> [What is expected]:
Turn these lines into a numbered list, leaving out any blank lines.

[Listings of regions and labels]
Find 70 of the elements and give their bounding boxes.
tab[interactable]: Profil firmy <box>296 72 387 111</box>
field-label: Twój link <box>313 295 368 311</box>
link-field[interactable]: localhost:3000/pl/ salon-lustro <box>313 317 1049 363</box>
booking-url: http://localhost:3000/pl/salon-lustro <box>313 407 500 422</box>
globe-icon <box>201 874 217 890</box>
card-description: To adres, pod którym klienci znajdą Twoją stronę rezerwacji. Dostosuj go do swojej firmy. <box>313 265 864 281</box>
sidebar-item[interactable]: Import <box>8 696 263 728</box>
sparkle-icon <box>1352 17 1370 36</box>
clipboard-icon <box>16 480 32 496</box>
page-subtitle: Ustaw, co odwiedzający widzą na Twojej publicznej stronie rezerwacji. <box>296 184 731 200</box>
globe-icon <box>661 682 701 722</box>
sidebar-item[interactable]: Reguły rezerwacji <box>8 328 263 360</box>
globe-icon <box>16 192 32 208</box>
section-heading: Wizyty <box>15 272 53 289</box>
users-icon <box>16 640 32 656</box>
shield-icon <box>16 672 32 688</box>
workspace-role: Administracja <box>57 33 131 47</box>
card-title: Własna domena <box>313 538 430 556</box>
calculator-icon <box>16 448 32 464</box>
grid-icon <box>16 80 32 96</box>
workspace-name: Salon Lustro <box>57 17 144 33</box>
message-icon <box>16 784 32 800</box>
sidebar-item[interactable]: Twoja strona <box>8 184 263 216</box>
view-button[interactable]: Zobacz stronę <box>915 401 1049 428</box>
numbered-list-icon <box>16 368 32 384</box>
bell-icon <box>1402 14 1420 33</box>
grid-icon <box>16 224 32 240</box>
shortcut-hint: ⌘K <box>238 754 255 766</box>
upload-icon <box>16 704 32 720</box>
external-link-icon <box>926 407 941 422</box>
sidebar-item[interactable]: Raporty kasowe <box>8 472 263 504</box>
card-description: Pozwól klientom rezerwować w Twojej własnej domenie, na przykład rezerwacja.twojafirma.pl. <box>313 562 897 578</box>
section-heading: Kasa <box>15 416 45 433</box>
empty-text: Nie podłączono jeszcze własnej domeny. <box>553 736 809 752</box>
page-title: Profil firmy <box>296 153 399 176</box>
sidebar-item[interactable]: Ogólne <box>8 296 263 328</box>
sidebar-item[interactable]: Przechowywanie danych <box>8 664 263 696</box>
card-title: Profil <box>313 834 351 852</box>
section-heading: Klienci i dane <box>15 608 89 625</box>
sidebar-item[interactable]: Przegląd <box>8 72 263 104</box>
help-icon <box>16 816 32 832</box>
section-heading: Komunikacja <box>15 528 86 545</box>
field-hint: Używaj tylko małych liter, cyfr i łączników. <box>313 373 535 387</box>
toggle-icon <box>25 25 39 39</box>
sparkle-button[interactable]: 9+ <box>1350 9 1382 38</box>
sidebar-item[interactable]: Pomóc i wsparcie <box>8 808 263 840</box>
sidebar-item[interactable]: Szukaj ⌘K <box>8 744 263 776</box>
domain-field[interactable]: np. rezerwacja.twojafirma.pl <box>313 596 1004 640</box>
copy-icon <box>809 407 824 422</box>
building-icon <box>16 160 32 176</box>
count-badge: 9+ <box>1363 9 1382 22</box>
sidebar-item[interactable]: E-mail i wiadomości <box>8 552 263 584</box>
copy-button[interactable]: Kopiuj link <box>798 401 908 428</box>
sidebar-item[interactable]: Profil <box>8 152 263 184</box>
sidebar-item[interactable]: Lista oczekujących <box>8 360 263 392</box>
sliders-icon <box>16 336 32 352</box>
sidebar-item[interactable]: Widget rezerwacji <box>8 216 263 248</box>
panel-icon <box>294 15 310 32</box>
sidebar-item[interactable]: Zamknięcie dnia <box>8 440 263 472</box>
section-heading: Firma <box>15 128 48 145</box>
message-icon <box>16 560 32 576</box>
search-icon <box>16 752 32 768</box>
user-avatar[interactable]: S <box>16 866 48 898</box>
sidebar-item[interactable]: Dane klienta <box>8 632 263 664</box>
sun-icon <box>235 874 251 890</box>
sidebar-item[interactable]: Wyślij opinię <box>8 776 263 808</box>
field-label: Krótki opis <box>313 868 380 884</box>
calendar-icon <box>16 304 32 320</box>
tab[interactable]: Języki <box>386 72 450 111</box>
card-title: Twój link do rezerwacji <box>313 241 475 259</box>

> [Output of the exercise]:
1. Find 70 of the elements and give their bounding boxes.
2. tab[interactable]: Profil firmy <box>296 72 387 111</box>
3. field-label: Twój link <box>313 295 368 311</box>
4. link-field[interactable]: localhost:3000/pl/ salon-lustro <box>313 317 1049 363</box>
5. booking-url: http://localhost:3000/pl/salon-lustro <box>313 407 500 422</box>
6. globe-icon <box>201 874 217 890</box>
7. card-description: To adres, pod którym klienci znajdą Twoją stronę rezerwacji. Dostosuj go do swojej firmy. <box>313 265 864 281</box>
8. sidebar-item[interactable]: Import <box>8 696 263 728</box>
9. sparkle-icon <box>1352 17 1370 36</box>
10. clipboard-icon <box>16 480 32 496</box>
11. page-subtitle: Ustaw, co odwiedzający widzą na Twojej publicznej stronie rezerwacji. <box>296 184 731 200</box>
12. globe-icon <box>661 682 701 722</box>
13. sidebar-item[interactable]: Reguły rezerwacji <box>8 328 263 360</box>
14. globe-icon <box>16 192 32 208</box>
15. section-heading: Wizyty <box>15 272 53 289</box>
16. users-icon <box>16 640 32 656</box>
17. shield-icon <box>16 672 32 688</box>
18. workspace-role: Administracja <box>57 33 131 47</box>
19. card-title: Własna domena <box>313 538 430 556</box>
20. calculator-icon <box>16 448 32 464</box>
21. grid-icon <box>16 80 32 96</box>
22. workspace-name: Salon Lustro <box>57 17 144 33</box>
23. message-icon <box>16 784 32 800</box>
24. sidebar-item[interactable]: Twoja strona <box>8 184 263 216</box>
25. view-button[interactable]: Zobacz stronę <box>915 401 1049 428</box>
26. numbered-list-icon <box>16 368 32 384</box>
27. bell-icon <box>1402 14 1420 33</box>
28. grid-icon <box>16 224 32 240</box>
29. shortcut-hint: ⌘K <box>238 754 255 766</box>
30. upload-icon <box>16 704 32 720</box>
31. external-link-icon <box>926 407 941 422</box>
32. sidebar-item[interactable]: Raporty kasowe <box>8 472 263 504</box>
33. card-description: Pozwól klientom rezerwować w Twojej własnej domenie, na przykład rezerwacja.twojafirma.pl. <box>313 562 897 578</box>
34. section-heading: Kasa <box>15 416 45 433</box>
35. empty-text: Nie podłączono jeszcze własnej domeny. <box>553 736 809 752</box>
36. page-title: Profil firmy <box>296 153 399 176</box>
37. sidebar-item[interactable]: Ogólne <box>8 296 263 328</box>
38. sidebar-item[interactable]: Przechowywanie danych <box>8 664 263 696</box>
39. card-title: Profil <box>313 834 351 852</box>
40. section-heading: Klienci i dane <box>15 608 89 625</box>
41. sidebar-item[interactable]: Przegląd <box>8 72 263 104</box>
42. help-icon <box>16 816 32 832</box>
43. section-heading: Komunikacja <box>15 528 86 545</box>
44. field-hint: Używaj tylko małych liter, cyfr i łączników. <box>313 373 535 387</box>
45. toggle-icon <box>25 25 39 39</box>
46. sparkle-button[interactable]: 9+ <box>1350 9 1382 38</box>
47. sidebar-item[interactable]: Pomóc i wsparcie <box>8 808 263 840</box>
48. sidebar-item[interactable]: Szukaj ⌘K <box>8 744 263 776</box>
49. domain-field[interactable]: np. rezerwacja.twojafirma.pl <box>313 596 1004 640</box>
50. copy-icon <box>809 407 824 422</box>
51. building-icon <box>16 160 32 176</box>
52. count-badge: 9+ <box>1363 9 1382 22</box>
53. sidebar-item[interactable]: E-mail i wiadomości <box>8 552 263 584</box>
54. copy-button[interactable]: Kopiuj link <box>798 401 908 428</box>
55. sidebar-item[interactable]: Profil <box>8 152 263 184</box>
56. sidebar-item[interactable]: Lista oczekujących <box>8 360 263 392</box>
57. sliders-icon <box>16 336 32 352</box>
58. sidebar-item[interactable]: Widget rezerwacji <box>8 216 263 248</box>
59. panel-icon <box>294 15 310 32</box>
60. sidebar-item[interactable]: Zamknięcie dnia <box>8 440 263 472</box>
61. section-heading: Firma <box>15 128 48 145</box>
62. message-icon <box>16 560 32 576</box>
63. search-icon <box>16 752 32 768</box>
64. user-avatar[interactable]: S <box>16 866 48 898</box>
65. sidebar-item[interactable]: Dane klienta <box>8 632 263 664</box>
66. sun-icon <box>235 874 251 890</box>
67. sidebar-item[interactable]: Wyślij opinię <box>8 776 263 808</box>
68. field-label: Krótki opis <box>313 868 380 884</box>
69. calendar-icon <box>16 304 32 320</box>
70. tab[interactable]: Języki <box>386 72 450 111</box>
71. card-title: Twój link do rezerwacji <box>313 241 475 259</box>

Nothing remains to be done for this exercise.